═════ EXTRACT
What Are the Risks Involved in Technology Outsourcing?


Technology outsourcing is the process of having part or all your technology functions performed by a third-party firm. You need to consider all risks involved before you fire your technology staff and outsource you technology support functions to reduce costs. A study performed by the University of Missouri in 2000 reported that more than 35 percent of the outsourcing arrangements failed. 1. What I advise is selective outsourcing. Keep enough of your expertise in-house, outsource what makes sense.

The main areas of concern are dependency and lack of control, information security and legal issues. Once you fire all your technology staff and make the switch, it becomes very difficult to change your mind, make changes or seek a new partner. The third party vendor will hold all the cards and you no longer have any in-house expertise. They in effect have all the power. The third party vendor can raise fees as contracts expire and you have no leverage to negotiate.
══════════
═════ PROVIDED INFORMATION
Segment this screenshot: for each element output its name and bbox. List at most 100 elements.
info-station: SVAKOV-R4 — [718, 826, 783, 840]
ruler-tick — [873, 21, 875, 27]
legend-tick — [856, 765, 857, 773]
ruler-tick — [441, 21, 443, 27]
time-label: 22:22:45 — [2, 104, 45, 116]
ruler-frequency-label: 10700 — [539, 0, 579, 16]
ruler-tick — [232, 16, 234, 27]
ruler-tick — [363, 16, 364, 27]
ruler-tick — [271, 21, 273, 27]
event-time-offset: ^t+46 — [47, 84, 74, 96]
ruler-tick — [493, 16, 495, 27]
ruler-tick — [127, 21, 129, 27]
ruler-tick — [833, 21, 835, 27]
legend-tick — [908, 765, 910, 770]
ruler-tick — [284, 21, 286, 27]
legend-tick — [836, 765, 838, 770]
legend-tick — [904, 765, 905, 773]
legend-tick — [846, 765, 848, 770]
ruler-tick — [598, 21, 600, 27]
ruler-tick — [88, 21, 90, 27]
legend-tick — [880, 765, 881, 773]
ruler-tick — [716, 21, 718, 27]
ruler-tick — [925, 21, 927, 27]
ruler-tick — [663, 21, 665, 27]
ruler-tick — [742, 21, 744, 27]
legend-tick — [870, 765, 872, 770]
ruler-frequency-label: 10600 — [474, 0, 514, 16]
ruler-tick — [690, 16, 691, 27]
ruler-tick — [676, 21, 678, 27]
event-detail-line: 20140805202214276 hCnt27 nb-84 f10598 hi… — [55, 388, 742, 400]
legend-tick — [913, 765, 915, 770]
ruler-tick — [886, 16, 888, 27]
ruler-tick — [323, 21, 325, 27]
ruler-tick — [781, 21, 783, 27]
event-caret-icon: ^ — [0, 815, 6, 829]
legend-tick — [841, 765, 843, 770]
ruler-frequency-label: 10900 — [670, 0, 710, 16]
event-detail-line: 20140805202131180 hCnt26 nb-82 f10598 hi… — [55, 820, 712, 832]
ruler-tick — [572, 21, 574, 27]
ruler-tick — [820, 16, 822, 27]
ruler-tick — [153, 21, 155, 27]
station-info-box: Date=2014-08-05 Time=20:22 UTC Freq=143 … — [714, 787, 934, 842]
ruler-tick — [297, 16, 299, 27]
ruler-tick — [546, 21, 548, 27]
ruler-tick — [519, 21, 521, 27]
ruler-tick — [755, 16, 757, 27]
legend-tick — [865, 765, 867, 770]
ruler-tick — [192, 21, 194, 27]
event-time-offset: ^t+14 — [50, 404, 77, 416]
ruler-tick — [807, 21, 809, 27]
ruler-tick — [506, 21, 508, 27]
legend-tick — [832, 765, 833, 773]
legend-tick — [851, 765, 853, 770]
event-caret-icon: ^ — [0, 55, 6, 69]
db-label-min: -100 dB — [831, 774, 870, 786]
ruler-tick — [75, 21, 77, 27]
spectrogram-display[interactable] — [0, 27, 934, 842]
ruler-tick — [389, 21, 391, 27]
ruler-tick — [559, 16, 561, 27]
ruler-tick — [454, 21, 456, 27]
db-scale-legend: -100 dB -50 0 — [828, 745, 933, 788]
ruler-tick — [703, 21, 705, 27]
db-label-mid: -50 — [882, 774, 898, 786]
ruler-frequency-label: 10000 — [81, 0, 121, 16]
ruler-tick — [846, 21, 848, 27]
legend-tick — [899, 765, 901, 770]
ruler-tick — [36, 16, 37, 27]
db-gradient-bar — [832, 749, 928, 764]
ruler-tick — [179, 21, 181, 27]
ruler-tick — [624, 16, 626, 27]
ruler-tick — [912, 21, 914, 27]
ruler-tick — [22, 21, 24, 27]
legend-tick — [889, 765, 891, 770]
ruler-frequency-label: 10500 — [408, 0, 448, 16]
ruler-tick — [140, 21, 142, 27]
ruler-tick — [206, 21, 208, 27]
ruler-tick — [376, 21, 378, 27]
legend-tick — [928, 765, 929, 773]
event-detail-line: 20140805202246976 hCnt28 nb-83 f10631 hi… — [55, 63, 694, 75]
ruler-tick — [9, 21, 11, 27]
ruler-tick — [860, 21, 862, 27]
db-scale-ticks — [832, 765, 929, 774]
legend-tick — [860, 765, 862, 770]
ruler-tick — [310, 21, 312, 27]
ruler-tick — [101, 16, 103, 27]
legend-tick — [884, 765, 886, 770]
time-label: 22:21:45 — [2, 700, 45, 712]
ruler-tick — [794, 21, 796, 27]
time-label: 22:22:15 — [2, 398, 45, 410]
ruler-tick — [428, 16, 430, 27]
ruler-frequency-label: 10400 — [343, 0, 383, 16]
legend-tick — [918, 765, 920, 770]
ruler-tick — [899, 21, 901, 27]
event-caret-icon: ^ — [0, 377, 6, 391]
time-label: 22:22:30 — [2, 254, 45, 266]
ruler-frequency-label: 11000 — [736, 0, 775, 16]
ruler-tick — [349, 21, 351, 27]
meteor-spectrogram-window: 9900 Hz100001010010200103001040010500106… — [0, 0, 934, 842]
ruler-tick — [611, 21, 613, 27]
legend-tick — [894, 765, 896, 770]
══════════
EXERCISE INSTRUCTIONS
A. Based on the outsourcing article, mark each statement yes or no, and quote the exact words from the article that decide it.
(i) A University of Missouri study found that more than 35 percent of outsourcing arrangements failed.
(ii) The author recommends outsourcing all technology functions.
(iii) The third-party vendor can raise fees when contracts expire.
B. Turn the paragraph of the outsourcing article that begins "The main areas of concern" into a short list that keeps its main facts.
C. Write a continuation of the outsourcing article, starting right after its last sentence.
The records are taken from a different source than the outsourcing article.

OUTPUTS FOR THE TASKS
A.
(i) Yes: "more than 35 percent of the outsourcing arrangements failed"
(ii) No: "What I advise is selective outsourcing."
(iii) Yes: "The third party vendor can raise fees as contracts expire"

B.
- Main concerns: dependency and lack of control, information security, and legal issues.
- After all technology staff are fired and the switch is made, it is very hard to change your mind, make changes or find a new partner.
- The third-party vendor holds all the cards and all the power, and no in-house expertise remains.
- The vendor can raise fees as contracts expire, leaving you no leverage to negotiate.

C.
Dependency and Lack of Control – The first thing you loose when you outsource is control. The ability to make changes to the network, systems or any technology or service is greatly limited and may require a new contract.

Information Security – Any emails, documents, client lists, financials, documented competitive advantages, trade secrets, projects in the works are now in the hands of a third party. Any breach of your data can have severe detrimental impact on your image, company status and financial health. You have no way to know if the third party is taking proper steps to safeguards your data or are cutting their costs. Your data can easily be mishandled, lost or stolen and you may never be notified for fear of retribution. They may even use sub-contractors that have no interest in protecting your data and who may see an opportunity to make a quick profit from your private data files. This happens more with non-US based firms especially in India.

Legal Consequences – The legal consequences are the greatest threat to an organization that outsources its infrastructure. Most outsourcing firms offer services on a “as is” basis meaning they are not liable for the results of their services. If there is a breach of confidentiality, loss of data, the outsourcing firm is not liable.

Fiduciary Requirements – Any fiduciary requirements that you may have with your clients do not apply to a third party vendor. A careful assessment has to be reviewed of the risks before proceeding with a third party vendor.

Copyright Infringement – Copyright infringement is another potential liability when software is shared with the outsourced firm.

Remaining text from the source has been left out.